** Written request **
Find how many lines hold the word "this" and give that number only.

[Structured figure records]
* * * *
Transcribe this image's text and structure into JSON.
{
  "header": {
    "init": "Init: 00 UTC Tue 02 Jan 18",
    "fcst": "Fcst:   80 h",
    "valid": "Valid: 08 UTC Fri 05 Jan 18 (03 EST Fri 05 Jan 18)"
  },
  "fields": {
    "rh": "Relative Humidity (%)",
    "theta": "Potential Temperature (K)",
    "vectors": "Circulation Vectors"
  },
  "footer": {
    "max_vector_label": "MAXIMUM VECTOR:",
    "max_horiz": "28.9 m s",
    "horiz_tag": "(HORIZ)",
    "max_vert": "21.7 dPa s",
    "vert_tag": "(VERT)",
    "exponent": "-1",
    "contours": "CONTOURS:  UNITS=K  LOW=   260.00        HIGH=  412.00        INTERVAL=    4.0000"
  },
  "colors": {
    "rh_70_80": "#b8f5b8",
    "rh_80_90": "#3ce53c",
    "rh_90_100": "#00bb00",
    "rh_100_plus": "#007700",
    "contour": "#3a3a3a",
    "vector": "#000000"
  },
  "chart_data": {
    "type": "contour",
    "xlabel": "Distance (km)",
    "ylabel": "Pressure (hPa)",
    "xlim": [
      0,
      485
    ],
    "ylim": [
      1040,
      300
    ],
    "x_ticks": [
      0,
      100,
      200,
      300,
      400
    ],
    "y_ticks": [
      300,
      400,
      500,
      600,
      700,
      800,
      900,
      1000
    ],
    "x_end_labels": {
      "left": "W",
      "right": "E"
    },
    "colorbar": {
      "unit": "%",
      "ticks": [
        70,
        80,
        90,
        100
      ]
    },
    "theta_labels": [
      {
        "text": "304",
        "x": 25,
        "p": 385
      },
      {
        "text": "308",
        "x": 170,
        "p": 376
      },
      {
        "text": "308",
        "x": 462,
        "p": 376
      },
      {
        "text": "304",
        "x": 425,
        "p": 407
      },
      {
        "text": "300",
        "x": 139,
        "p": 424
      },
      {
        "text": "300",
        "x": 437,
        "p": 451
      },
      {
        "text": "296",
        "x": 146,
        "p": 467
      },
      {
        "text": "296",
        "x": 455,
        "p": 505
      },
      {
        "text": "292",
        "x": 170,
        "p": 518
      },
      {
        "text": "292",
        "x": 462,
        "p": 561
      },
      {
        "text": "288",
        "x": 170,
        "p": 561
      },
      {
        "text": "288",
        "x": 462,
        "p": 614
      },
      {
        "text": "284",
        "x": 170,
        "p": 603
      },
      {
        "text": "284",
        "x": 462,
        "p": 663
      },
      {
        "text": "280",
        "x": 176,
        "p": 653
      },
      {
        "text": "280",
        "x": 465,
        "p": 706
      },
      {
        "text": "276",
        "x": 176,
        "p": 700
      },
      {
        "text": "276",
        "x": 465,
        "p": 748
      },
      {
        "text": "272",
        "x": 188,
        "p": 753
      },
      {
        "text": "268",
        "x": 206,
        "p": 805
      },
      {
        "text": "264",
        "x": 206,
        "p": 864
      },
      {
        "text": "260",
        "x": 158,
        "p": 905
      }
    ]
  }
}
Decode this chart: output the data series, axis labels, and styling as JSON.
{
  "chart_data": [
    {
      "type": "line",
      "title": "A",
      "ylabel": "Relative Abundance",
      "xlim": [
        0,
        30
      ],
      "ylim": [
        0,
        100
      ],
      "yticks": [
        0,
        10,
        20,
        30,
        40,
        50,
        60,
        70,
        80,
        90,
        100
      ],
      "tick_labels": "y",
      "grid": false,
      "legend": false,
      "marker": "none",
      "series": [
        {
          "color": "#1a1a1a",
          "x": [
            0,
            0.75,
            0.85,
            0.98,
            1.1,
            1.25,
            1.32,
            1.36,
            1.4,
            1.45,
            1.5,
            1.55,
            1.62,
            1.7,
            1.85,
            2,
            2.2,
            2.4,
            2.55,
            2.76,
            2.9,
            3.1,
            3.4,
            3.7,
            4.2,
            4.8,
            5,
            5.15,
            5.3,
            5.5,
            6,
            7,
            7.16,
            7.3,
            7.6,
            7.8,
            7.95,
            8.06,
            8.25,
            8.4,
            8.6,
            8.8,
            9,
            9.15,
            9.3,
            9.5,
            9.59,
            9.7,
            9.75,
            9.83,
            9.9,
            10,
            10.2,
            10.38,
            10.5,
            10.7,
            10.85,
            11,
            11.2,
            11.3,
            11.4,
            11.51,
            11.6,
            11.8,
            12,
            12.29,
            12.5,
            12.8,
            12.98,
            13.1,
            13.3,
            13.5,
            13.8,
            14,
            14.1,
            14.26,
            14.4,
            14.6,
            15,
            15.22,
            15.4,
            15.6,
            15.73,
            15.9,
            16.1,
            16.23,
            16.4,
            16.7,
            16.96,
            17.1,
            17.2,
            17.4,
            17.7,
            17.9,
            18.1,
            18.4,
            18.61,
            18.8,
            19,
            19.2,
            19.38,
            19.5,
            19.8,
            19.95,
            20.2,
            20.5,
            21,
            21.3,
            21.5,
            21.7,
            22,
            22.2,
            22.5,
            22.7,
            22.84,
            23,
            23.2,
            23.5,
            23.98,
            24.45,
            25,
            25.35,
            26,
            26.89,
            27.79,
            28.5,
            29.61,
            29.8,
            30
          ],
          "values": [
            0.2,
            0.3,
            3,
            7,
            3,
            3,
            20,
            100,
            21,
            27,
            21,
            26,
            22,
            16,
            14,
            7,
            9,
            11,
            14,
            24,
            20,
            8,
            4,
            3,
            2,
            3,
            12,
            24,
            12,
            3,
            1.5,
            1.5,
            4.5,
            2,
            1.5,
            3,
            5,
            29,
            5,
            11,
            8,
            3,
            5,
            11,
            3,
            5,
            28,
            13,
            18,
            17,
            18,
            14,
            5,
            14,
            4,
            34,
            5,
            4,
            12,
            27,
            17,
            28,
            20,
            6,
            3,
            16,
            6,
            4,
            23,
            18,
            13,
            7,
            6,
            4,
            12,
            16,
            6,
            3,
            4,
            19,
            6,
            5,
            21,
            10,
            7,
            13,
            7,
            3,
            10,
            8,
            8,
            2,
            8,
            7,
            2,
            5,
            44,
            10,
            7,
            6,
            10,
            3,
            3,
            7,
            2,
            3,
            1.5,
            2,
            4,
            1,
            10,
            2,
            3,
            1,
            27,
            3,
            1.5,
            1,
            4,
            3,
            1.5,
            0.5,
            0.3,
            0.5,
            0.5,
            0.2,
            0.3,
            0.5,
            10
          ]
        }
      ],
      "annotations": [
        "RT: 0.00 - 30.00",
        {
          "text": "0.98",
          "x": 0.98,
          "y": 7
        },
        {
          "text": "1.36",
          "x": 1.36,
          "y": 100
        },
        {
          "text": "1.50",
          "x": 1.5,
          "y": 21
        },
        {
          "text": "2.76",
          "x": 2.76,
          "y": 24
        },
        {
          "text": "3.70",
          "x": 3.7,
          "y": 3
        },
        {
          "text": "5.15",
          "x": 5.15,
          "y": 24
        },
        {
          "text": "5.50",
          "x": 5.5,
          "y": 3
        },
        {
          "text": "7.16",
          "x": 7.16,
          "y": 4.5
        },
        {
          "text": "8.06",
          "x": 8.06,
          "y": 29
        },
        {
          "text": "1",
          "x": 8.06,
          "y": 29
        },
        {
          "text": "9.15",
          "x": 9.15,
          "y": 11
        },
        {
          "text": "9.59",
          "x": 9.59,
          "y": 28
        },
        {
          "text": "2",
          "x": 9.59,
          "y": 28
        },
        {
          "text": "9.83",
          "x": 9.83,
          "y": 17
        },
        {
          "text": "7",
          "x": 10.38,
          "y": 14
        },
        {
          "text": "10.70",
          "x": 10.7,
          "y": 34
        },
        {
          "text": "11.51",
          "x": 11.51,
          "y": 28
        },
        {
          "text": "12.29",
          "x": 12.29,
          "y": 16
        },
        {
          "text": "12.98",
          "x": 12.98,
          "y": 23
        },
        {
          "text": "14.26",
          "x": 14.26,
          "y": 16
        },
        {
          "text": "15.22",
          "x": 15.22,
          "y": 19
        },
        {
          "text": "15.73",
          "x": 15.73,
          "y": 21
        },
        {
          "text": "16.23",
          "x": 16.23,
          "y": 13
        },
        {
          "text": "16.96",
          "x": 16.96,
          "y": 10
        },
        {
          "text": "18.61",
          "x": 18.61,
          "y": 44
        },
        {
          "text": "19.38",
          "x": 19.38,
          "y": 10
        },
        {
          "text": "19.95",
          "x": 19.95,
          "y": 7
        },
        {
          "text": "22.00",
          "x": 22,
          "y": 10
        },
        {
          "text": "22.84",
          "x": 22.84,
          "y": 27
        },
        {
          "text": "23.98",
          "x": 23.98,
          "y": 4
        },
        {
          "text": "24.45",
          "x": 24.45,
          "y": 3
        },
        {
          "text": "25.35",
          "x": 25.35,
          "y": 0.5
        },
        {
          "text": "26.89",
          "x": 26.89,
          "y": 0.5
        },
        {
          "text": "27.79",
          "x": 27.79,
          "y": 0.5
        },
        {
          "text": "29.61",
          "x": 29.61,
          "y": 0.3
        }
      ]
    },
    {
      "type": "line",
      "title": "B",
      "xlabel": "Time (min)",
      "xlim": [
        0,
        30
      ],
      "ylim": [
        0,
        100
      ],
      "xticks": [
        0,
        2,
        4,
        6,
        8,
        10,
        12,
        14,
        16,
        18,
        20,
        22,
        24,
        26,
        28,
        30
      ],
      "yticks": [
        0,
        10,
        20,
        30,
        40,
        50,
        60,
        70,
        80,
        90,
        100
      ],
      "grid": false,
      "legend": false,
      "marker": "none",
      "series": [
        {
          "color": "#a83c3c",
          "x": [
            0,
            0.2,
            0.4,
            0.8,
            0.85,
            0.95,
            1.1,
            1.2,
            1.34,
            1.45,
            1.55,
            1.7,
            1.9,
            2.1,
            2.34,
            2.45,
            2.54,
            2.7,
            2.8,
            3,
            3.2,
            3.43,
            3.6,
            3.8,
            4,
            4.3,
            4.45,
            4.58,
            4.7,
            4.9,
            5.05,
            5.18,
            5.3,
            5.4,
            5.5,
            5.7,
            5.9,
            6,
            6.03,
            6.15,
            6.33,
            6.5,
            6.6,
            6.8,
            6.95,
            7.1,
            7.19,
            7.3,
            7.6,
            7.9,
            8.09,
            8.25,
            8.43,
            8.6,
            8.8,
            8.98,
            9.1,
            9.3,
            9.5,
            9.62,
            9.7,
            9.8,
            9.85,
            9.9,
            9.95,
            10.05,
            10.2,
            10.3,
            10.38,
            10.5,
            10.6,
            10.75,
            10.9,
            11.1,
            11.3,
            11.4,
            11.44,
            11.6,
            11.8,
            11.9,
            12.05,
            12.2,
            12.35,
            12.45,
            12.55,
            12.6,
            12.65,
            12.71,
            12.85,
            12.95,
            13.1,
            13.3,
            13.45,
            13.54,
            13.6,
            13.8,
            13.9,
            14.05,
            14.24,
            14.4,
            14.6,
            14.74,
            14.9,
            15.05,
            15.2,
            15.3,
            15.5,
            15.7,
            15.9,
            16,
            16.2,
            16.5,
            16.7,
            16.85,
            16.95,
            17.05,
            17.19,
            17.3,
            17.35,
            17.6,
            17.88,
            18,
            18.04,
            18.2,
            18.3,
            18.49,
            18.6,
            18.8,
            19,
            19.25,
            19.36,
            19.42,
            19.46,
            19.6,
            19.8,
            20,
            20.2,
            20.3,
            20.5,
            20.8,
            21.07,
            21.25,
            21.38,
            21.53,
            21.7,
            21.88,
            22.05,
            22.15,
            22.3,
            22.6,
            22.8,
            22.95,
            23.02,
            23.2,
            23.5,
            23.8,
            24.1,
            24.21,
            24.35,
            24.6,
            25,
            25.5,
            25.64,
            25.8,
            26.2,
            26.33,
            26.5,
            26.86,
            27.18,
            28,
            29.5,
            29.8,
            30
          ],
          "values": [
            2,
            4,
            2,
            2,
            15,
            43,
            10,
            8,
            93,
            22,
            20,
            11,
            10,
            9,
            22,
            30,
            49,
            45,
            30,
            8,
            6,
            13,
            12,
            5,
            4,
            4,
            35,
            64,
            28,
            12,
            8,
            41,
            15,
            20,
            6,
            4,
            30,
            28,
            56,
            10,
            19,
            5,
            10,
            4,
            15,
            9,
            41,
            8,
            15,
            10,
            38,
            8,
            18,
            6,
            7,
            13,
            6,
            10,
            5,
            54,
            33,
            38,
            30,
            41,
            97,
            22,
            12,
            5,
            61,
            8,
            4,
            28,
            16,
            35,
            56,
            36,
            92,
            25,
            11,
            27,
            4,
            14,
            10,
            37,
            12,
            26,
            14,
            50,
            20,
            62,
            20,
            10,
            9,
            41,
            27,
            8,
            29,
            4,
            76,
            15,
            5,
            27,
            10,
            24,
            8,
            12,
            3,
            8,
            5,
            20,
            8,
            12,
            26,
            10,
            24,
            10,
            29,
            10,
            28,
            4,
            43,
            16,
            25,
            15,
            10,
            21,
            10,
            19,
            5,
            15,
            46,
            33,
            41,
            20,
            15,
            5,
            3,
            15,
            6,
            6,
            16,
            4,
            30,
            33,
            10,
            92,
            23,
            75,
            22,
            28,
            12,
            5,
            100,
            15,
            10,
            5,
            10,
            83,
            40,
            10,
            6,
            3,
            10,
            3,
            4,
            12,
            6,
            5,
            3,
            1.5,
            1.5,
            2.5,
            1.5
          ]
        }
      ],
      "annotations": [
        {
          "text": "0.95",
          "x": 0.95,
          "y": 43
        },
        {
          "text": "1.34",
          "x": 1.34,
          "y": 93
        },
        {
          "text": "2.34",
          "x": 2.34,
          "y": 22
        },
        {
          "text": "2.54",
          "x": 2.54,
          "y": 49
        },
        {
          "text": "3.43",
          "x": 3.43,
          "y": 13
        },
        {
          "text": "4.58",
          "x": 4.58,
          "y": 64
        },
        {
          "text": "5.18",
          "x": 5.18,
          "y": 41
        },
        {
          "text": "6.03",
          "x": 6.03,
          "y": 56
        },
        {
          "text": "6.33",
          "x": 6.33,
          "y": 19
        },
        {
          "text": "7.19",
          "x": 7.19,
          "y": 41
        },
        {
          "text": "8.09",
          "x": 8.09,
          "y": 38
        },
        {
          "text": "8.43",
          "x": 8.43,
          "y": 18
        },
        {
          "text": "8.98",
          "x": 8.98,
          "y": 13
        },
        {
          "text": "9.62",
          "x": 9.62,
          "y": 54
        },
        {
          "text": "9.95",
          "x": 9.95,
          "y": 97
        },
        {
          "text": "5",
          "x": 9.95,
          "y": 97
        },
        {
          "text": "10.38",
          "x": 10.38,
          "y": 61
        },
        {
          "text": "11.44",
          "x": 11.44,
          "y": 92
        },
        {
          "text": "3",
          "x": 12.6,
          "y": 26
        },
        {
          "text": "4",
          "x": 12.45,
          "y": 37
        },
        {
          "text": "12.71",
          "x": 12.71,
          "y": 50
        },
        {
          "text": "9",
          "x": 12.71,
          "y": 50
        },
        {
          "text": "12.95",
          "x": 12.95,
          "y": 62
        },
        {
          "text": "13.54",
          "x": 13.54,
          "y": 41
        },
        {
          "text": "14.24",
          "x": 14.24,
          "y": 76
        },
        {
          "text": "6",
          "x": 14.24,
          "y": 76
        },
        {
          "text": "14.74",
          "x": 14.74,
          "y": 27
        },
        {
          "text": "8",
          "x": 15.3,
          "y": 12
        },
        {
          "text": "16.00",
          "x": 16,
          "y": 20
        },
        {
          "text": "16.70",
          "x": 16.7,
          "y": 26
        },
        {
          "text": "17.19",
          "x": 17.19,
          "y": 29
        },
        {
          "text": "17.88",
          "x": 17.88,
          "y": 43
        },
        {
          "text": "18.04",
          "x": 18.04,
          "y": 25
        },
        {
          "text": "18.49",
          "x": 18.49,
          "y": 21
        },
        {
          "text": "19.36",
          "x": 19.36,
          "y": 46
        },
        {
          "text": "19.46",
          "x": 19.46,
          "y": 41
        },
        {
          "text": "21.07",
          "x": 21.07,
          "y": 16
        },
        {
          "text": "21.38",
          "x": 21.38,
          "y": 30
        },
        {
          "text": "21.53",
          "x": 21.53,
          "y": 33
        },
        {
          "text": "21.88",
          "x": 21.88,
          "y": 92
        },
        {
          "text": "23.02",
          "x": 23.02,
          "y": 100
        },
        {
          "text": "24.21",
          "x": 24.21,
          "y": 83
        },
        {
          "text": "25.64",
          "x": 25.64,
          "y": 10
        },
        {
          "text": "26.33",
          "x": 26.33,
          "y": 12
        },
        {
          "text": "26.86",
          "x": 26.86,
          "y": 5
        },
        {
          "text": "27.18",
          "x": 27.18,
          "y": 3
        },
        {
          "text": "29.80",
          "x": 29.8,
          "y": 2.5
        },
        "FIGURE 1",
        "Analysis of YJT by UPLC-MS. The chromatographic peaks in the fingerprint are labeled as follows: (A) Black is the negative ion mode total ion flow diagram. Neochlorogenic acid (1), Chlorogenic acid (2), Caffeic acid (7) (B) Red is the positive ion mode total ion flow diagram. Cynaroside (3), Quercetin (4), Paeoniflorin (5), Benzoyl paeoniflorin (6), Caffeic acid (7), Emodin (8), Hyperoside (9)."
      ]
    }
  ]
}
* * * *
** Expected answer **
2